VORLIEGENDER TEXT:
===
USA: Die Nachrichtensender kämpfen um Zuschauer

09.11.2017 •

09.11.2017 • Auf kaum einem anderen Gebiet des US-Fernsehens herrscht derzeit so viel Bewegung wie auf dem Nachrichtensektor. Die Kabelnetworks drängen sich immer mehr in den Vordergrund. Zwischen CNN, MSNBC und Fox News ist während der Phase des US-Präsidentschaftswahlkampfs des vergangenen Jahres ein verstärkter Wettbewerb entstanden, der sich durch das fortdauernde Chaos im Weißen Haus auch nach Donald Trumps Wahl zum Präsidenten fortgesetzt hat. Die abendlichen Nachrichtenmagazine von MSNBC, unter ihnen vor allem die „Rachel Maddow Show“, haben die Sendungen von Fox News überrundet und stehen in der Gesamtsumme seither auf Platz 2 hinter den Angeboten von CNN.

„Meet the Press“ (NBC), das dienstälteste Sendeformat im US-Fernsehen, hat bei den Broadcast-Networks wieder die Spitze erklommen. Und zwischen den traditionellen Nachrichtensendungen der Broadcast-Networks ist der Konkurrenzkampf heftiger denn je. Was natürlich nicht zuletzt auch mit den zahlreichen digitalen Angeboten und den sich verändernden Präferenzen des Publikums zu tun hat.

Alles das hält die Chefs der Nachrichtenabteilungen nicht davon ab, ihr eigenes Lob zu singen und Umorientierungen des Publikums schönzureden. Dabei haben die frühmorgendlichen und abendlichen Nachrichtensendungen der Broadcast-Networks ABC, CBS und NBC während der TV-Saison 2016/17 fast alle an Zuschauern verloren. Auch dass die Zahlen in der wichtigen Altersgruppe der 25- bis 54-Jährigen noch deutlicher gefallen sind, nämlich – je nach Sendung – um sechs bis zwölf Prozent, versuchen die Nachrichtenchefs hinter den wenigen positiven Entwicklungen, die sie finden können, zu verbergen.

Niveauverlust bei den Broadcast‑Networks

James Goldston, der Präsident von ABC News, betrachtet es zum Beispiel als großen Erfolg, dass das abends zur besten Sendezeit ausgestrahlte Format „ABC World News Tonight“ immer noch genauso viele Zuschauer hat wie vor zehn Jahren. Dabei verschweigt er, dass die Sendung inzwischen vornehmlich von alten Menschen eingeschaltet wird und in der demografischen Gruppe der 25- bis 54-Jährigen konstant rückläufig ist. Daran hat auch der smarte junge Anchorman David Muir, der seit drei Jahren alleiniger Moderator von „ABC World News Tonight“ ist, nichts ändern können.
===
(Daten zur Seitensegmentierung)
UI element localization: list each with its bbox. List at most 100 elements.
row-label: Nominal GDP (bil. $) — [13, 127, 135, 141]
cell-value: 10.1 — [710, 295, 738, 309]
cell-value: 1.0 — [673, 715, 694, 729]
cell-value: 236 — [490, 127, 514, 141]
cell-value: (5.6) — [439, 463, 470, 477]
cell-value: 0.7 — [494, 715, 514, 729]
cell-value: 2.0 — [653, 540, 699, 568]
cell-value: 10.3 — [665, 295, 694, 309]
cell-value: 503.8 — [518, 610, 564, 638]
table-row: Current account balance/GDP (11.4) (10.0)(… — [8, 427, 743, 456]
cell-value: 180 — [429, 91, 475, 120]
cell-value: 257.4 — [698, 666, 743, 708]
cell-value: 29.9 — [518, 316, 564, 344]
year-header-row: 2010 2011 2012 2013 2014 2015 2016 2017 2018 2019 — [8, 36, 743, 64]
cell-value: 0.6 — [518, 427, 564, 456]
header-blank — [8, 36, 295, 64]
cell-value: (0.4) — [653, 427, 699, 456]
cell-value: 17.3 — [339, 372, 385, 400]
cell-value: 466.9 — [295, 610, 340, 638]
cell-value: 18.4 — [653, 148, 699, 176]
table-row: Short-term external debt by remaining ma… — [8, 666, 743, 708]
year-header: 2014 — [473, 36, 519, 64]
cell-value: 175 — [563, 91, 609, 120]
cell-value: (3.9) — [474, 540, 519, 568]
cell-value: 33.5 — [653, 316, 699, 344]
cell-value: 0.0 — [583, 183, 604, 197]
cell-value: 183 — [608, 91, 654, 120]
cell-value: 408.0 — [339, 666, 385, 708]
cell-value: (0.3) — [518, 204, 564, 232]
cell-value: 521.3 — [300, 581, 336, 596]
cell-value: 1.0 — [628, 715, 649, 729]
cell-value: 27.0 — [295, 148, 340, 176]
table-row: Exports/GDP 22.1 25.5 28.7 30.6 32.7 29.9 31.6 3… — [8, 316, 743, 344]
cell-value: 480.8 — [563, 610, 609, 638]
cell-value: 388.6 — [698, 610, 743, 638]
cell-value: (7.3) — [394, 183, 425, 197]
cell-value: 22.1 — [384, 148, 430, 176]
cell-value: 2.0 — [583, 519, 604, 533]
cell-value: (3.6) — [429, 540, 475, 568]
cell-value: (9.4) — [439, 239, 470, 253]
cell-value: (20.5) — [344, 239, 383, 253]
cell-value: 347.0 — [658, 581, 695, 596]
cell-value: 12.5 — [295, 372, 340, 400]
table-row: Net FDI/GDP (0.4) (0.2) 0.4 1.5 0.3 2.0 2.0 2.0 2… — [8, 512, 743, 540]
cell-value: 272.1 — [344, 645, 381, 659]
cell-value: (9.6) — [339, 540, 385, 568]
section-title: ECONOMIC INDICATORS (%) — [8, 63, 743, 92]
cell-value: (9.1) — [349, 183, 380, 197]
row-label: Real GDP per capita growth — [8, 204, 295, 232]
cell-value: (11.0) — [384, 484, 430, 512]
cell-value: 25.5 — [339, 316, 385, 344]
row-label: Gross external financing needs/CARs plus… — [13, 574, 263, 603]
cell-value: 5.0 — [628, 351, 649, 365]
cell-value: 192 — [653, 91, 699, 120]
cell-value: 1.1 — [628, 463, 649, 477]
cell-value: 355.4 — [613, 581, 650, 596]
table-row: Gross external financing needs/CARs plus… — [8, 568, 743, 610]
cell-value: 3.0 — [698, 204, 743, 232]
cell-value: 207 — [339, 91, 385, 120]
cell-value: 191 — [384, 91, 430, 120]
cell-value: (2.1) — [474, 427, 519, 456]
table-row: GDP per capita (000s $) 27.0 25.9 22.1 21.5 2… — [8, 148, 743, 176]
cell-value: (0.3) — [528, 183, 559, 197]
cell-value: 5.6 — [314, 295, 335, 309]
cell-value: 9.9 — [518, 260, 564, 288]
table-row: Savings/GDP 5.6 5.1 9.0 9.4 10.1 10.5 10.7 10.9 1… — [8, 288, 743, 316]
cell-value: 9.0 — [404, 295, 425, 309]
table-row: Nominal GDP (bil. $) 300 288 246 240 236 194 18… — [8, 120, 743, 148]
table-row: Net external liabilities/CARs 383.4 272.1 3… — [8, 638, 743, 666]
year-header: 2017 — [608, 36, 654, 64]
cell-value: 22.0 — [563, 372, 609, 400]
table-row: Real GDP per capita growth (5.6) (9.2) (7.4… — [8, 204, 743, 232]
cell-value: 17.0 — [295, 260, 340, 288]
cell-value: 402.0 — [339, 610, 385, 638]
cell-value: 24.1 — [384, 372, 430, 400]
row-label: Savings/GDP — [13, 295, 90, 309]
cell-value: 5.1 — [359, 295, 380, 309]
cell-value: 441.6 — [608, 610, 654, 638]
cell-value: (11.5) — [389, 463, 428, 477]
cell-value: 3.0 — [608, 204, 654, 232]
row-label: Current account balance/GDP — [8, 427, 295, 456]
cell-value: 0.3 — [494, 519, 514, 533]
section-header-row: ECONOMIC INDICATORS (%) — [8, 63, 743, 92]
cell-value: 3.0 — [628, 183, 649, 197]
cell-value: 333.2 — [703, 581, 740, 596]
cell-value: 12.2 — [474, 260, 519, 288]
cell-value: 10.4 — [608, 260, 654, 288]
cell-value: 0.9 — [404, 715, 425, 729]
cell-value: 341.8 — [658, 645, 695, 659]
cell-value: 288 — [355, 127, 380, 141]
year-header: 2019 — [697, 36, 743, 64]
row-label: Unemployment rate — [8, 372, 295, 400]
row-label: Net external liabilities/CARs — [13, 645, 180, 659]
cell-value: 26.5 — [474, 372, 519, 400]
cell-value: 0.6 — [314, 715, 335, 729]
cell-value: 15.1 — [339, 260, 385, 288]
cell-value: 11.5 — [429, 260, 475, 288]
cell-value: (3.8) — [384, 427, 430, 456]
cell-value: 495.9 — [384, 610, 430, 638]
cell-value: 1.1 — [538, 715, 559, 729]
===
AUFGABENSTELLUNG:
Übertragen Sie den folgenden Satz aus dem Text über die US-Nachrichtensender ins Englische: »„Meet the Press“ (NBC), das dienstälteste Sendeformat im US-Fernsehen, hat bei den Broadcast-Networks wieder die Spitze erklommen.« Die Einträge sind hierfür ohne Bedeutung.

LÖSUNG:
"Meet the Press" (NBC), the longest-running program format on US television, has once again climbed to the top among the broadcast networks.